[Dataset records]
*** Begin section ***

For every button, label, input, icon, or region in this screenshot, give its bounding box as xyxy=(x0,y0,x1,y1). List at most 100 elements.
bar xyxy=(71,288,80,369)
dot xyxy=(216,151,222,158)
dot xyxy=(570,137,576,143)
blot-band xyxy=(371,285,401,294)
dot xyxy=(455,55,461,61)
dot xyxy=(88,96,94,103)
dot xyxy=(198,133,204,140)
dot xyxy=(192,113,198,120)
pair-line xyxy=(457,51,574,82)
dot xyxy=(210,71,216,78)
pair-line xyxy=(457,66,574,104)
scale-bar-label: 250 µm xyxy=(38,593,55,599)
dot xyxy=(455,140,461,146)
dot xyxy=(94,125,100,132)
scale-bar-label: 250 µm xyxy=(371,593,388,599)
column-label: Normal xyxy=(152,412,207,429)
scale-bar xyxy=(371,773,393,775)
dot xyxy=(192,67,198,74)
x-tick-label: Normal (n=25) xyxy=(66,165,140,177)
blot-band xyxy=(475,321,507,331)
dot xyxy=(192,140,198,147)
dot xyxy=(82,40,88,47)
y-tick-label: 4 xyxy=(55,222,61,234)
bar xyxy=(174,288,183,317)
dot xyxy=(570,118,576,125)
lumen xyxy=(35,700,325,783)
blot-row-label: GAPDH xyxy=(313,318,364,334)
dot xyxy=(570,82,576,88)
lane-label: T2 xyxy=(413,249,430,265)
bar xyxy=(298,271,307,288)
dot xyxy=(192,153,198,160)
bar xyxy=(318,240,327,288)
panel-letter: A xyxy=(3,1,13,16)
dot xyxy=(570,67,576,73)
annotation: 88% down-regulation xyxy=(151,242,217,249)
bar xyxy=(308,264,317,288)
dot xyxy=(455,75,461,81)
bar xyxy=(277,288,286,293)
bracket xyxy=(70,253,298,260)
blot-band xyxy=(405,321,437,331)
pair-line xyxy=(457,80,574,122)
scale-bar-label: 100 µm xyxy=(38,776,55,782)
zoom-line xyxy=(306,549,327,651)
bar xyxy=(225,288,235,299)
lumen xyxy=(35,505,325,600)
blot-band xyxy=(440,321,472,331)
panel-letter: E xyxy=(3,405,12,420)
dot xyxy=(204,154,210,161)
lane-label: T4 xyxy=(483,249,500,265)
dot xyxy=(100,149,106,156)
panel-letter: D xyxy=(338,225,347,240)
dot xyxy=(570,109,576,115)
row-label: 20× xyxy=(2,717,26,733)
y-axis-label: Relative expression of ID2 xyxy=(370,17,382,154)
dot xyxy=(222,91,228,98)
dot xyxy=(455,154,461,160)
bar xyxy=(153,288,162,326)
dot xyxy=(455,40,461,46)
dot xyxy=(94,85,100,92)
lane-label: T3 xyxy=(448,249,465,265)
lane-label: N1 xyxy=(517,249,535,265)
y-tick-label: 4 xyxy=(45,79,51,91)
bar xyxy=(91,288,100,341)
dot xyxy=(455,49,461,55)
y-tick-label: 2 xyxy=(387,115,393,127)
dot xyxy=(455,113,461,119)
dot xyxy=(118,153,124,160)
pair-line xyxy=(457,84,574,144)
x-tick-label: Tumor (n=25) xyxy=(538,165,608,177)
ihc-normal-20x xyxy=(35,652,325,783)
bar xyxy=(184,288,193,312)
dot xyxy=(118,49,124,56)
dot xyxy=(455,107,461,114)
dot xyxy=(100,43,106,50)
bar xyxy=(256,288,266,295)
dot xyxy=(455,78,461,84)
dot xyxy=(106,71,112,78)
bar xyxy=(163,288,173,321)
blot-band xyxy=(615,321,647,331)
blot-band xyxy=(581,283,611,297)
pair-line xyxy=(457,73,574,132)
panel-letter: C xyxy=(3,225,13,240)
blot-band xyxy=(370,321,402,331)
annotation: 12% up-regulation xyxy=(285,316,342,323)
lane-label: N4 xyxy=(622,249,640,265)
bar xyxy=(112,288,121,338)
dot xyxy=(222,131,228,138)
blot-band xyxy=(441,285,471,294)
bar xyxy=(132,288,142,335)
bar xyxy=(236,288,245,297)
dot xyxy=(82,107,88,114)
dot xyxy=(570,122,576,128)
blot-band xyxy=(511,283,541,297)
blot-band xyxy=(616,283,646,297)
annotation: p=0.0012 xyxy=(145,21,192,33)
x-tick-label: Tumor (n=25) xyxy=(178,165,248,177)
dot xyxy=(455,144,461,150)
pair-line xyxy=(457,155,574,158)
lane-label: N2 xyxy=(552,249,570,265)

*** End section ***

_YOUR ASSIGNMENT_
Would you transcribe the entries above exactly as they appear?

_SOLUTION TO THIS PROBLEM_
For every button, label, input, icon, or region in this screenshot, give its bounding box as xyxy=(x0,y0,x1,y1). List at most 100 elements.
bar xyxy=(71,288,80,369)
dot xyxy=(216,151,222,158)
dot xyxy=(570,137,576,143)
blot-band xyxy=(371,285,401,294)
dot xyxy=(455,55,461,61)
dot xyxy=(88,96,94,103)
dot xyxy=(198,133,204,140)
dot xyxy=(192,113,198,120)
pair-line xyxy=(457,51,574,82)
dot xyxy=(210,71,216,78)
pair-line xyxy=(457,66,574,104)
scale-bar-label: 250 µm xyxy=(38,593,55,599)
dot xyxy=(455,140,461,146)
dot xyxy=(94,125,100,132)
scale-bar-label: 250 µm xyxy=(371,593,388,599)
column-label: Normal xyxy=(152,412,207,429)
scale-bar xyxy=(371,773,393,775)
dot xyxy=(192,67,198,74)
x-tick-label: Normal (n=25) xyxy=(66,165,140,177)
blot-band xyxy=(475,321,507,331)
dot xyxy=(192,140,198,147)
dot xyxy=(82,40,88,47)
y-tick-label: 4 xyxy=(55,222,61,234)
bar xyxy=(174,288,183,317)
dot xyxy=(570,118,576,125)
lumen xyxy=(35,700,325,783)
blot-row-label: GAPDH xyxy=(313,318,364,334)
dot xyxy=(570,82,576,88)
lane-label: T2 xyxy=(413,249,430,265)
bar xyxy=(298,271,307,288)
dot xyxy=(192,153,198,160)
bar xyxy=(318,240,327,288)
panel-letter: A xyxy=(3,1,13,16)
dot xyxy=(570,67,576,73)
annotation: 88% down-regulation xyxy=(151,242,217,249)
bar xyxy=(308,264,317,288)
dot xyxy=(455,75,461,81)
bar xyxy=(277,288,286,293)
bracket xyxy=(70,253,298,260)
blot-band xyxy=(405,321,437,331)
pair-line xyxy=(457,80,574,122)
scale-bar-label: 100 µm xyxy=(38,776,55,782)
zoom-line xyxy=(306,549,327,651)
bar xyxy=(225,288,235,299)
lumen xyxy=(35,505,325,600)
blot-band xyxy=(440,321,472,331)
panel-letter: E xyxy=(3,405,12,420)
dot xyxy=(204,154,210,161)
lane-label: T4 xyxy=(483,249,500,265)
dot xyxy=(100,149,106,156)
panel-letter: D xyxy=(338,225,347,240)
dot xyxy=(570,109,576,115)
row-label: 20× xyxy=(2,717,26,733)
y-axis-label: Relative expression of ID2 xyxy=(370,17,382,154)
dot xyxy=(222,91,228,98)
dot xyxy=(455,154,461,160)
bar xyxy=(153,288,162,326)
dot xyxy=(455,40,461,46)
dot xyxy=(94,85,100,92)
lane-label: T3 xyxy=(448,249,465,265)
lane-label: N1 xyxy=(517,249,535,265)
y-tick-label: 4 xyxy=(45,79,51,91)
bar xyxy=(91,288,100,341)
dot xyxy=(455,49,461,55)
y-tick-label: 2 xyxy=(387,115,393,127)
dot xyxy=(455,113,461,119)
dot xyxy=(118,153,124,160)
pair-line xyxy=(457,84,574,144)
x-tick-label: Tumor (n=25) xyxy=(538,165,608,177)
ihc-normal-20x xyxy=(35,652,325,783)
bar xyxy=(184,288,193,312)
dot xyxy=(118,49,124,56)
dot xyxy=(455,107,461,114)
dot xyxy=(100,43,106,50)
bar xyxy=(256,288,266,295)
dot xyxy=(455,78,461,84)
dot xyxy=(106,71,112,78)
bar xyxy=(163,288,173,321)
blot-band xyxy=(615,321,647,331)
blot-band xyxy=(581,283,611,297)
pair-line xyxy=(457,73,574,132)
panel-letter: C xyxy=(3,225,13,240)
blot-band xyxy=(370,321,402,331)
annotation: 12% up-regulation xyxy=(285,316,342,323)
lane-label: N4 xyxy=(622,249,640,265)
bar xyxy=(112,288,121,338)
dot xyxy=(222,131,228,138)
blot-band xyxy=(441,285,471,294)
bar xyxy=(132,288,142,335)
bar xyxy=(236,288,245,297)
dot xyxy=(82,107,88,114)
dot xyxy=(570,122,576,128)
blot-band xyxy=(511,283,541,297)
blot-band xyxy=(616,283,646,297)
annotation: p=0.0012 xyxy=(145,21,192,33)
x-tick-label: Tumor (n=25) xyxy=(178,165,248,177)
dot xyxy=(455,144,461,150)
pair-line xyxy=(457,155,574,158)
lane-label: N2 xyxy=(552,249,570,265)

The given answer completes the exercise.